--- Start SOURCE RECORDS ---

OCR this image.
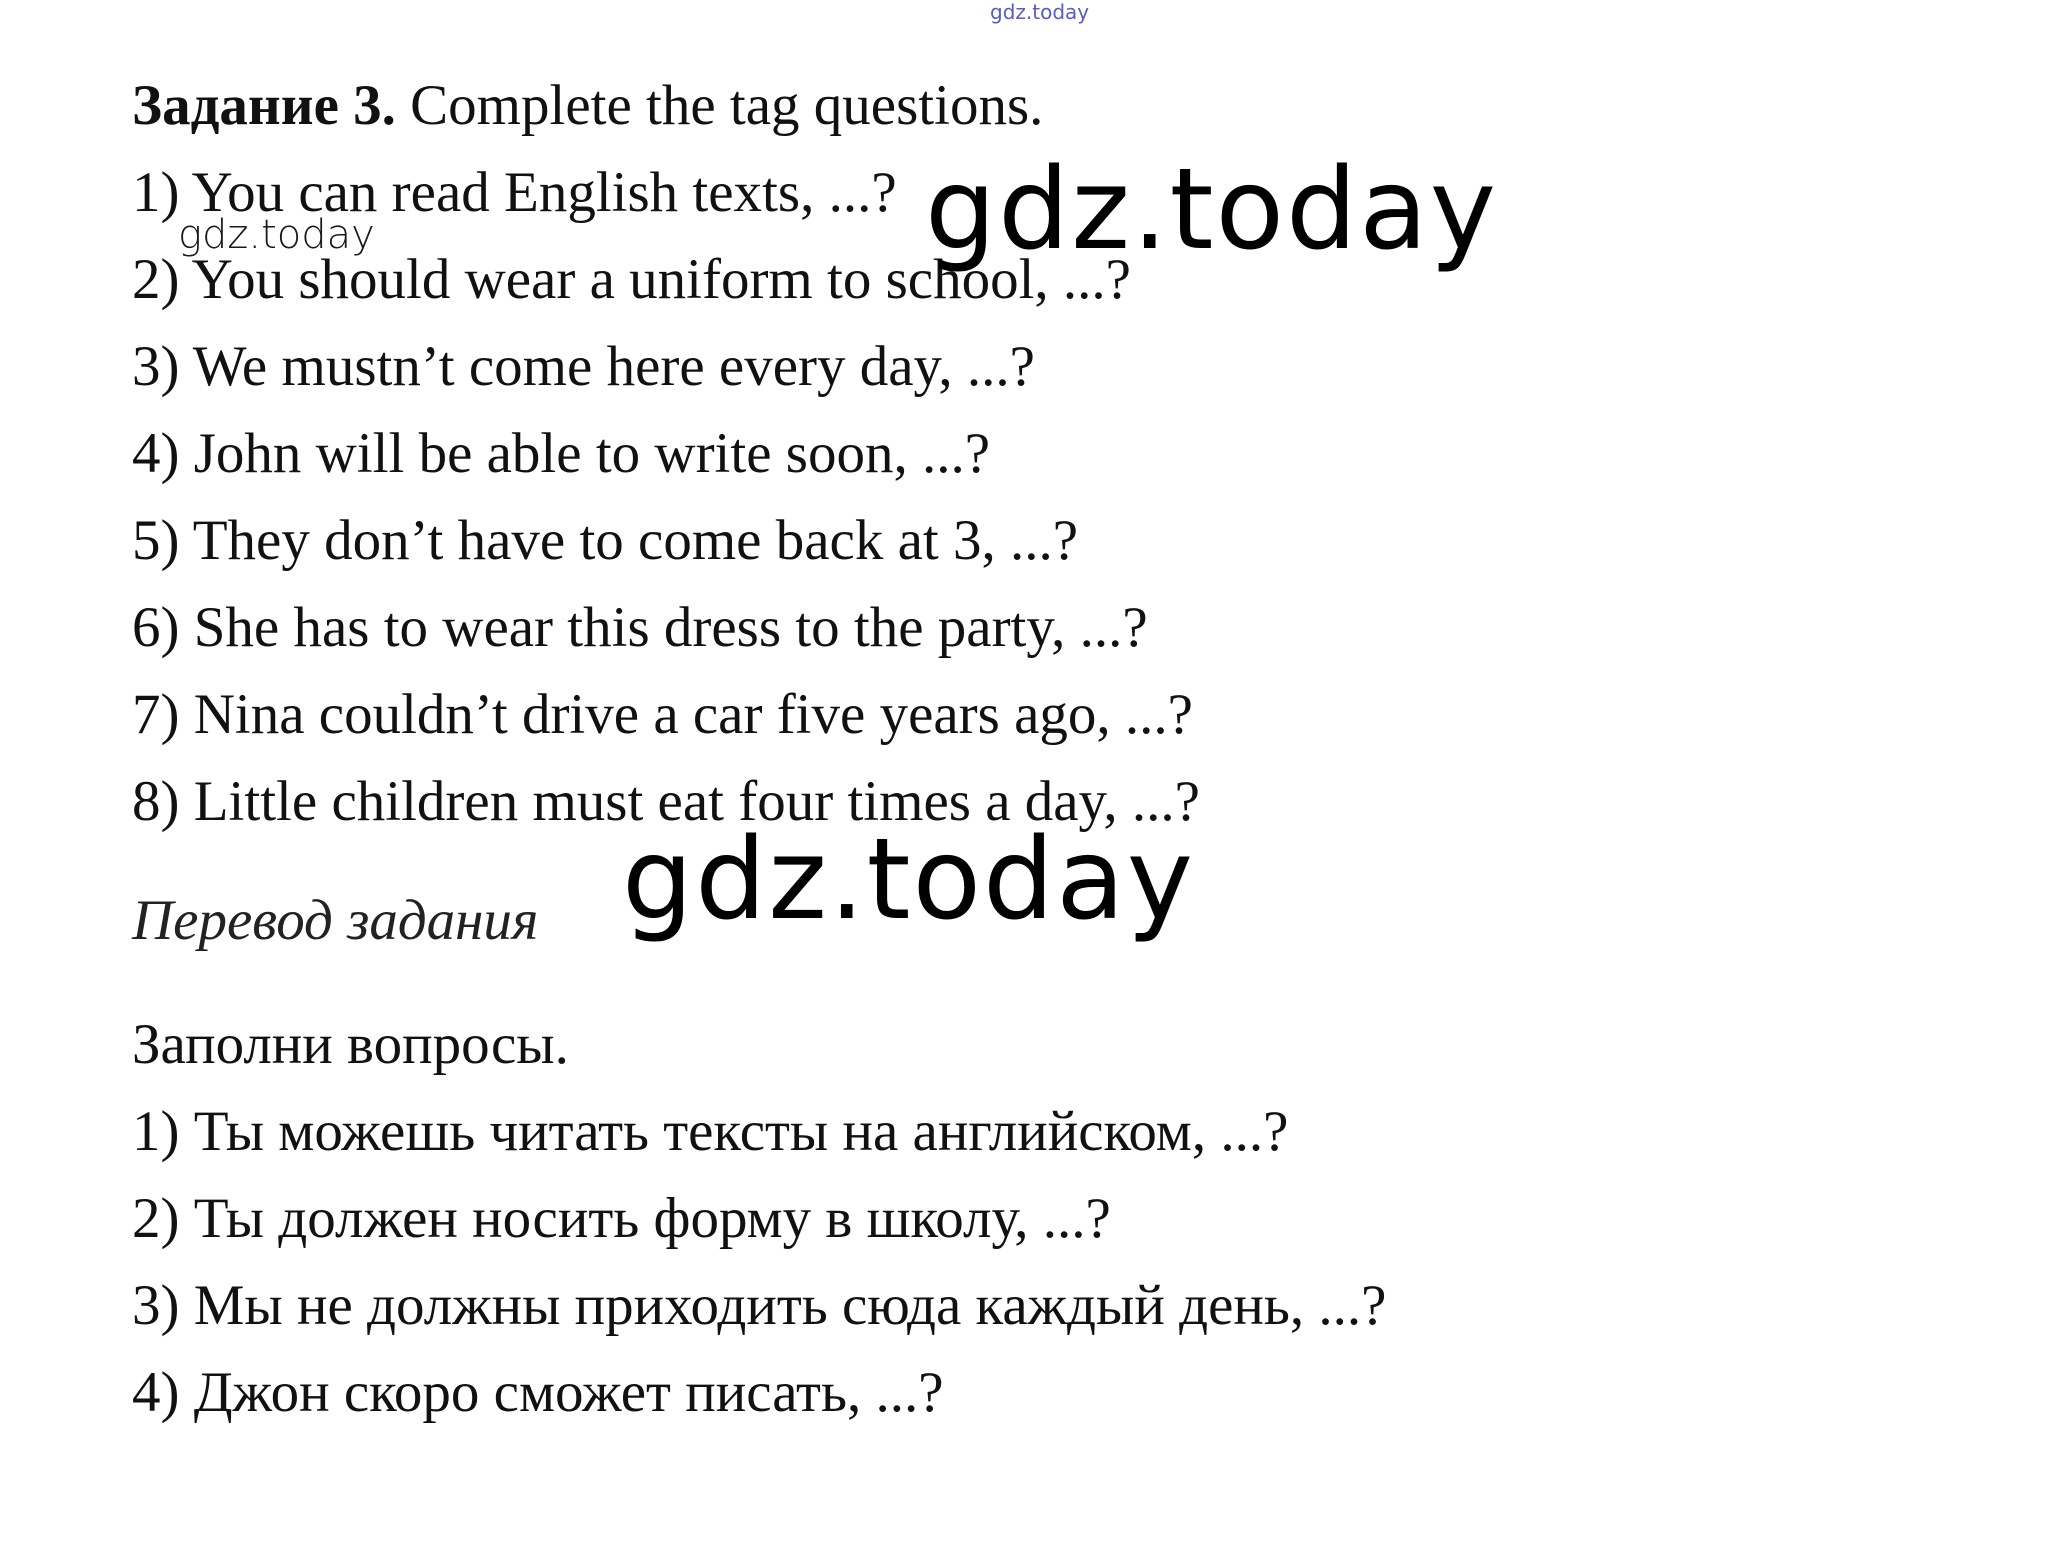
gdz.today
Задание 3. Complete the tag questions.
1) You can read English texts, ...?
2) You should wear a uniform to school, ...?
3) We mustn’t come here every day, ...?
4) John will be able to write soon, ...?
5) They don’t have to come back at 3, ...?
6) She has to wear this dress to the party, ...?
7) Nina couldn’t drive a car five years ago, ...?
8) Little children must eat four times a day, ...?
Перевод задания
Заполни вопросы.
1) Ты можешь читать тексты на английском, ...?
2) Ты должен носить форму в школу, ...?
3) Мы не должны приходить сюда каждый день, ...?
4) Джон скоро сможет писать, ...?
gdz.today	gdz.today
gdz.today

--- End SOURCE RECORDS ---

• [YOUR OBJECTIVE]
Copy out the whole listing exactly, and don't carry over any pictures.

• [REPLY TO THE EXERCISE]
OCR this image.
gdz.today
Задание 3. Complete the tag questions.
1) You can read English texts, ...?
2) You should wear a uniform to school, ...?
3) We mustn’t come here every day, ...?
4) John will be able to write soon, ...?
5) They don’t have to come back at 3, ...?
6) She has to wear this dress to the party, ...?
7) Nina couldn’t drive a car five years ago, ...?
8) Little children must eat four times a day, ...?
Перевод задания
Заполни вопросы.
1) Ты можешь читать тексты на английском, ...?
2) Ты должен носить форму в школу, ...?
3) Мы не должны приходить сюда каждый день, ...?
4) Джон скоро сможет писать, ...?
gdz.today	gdz.today
gdz.today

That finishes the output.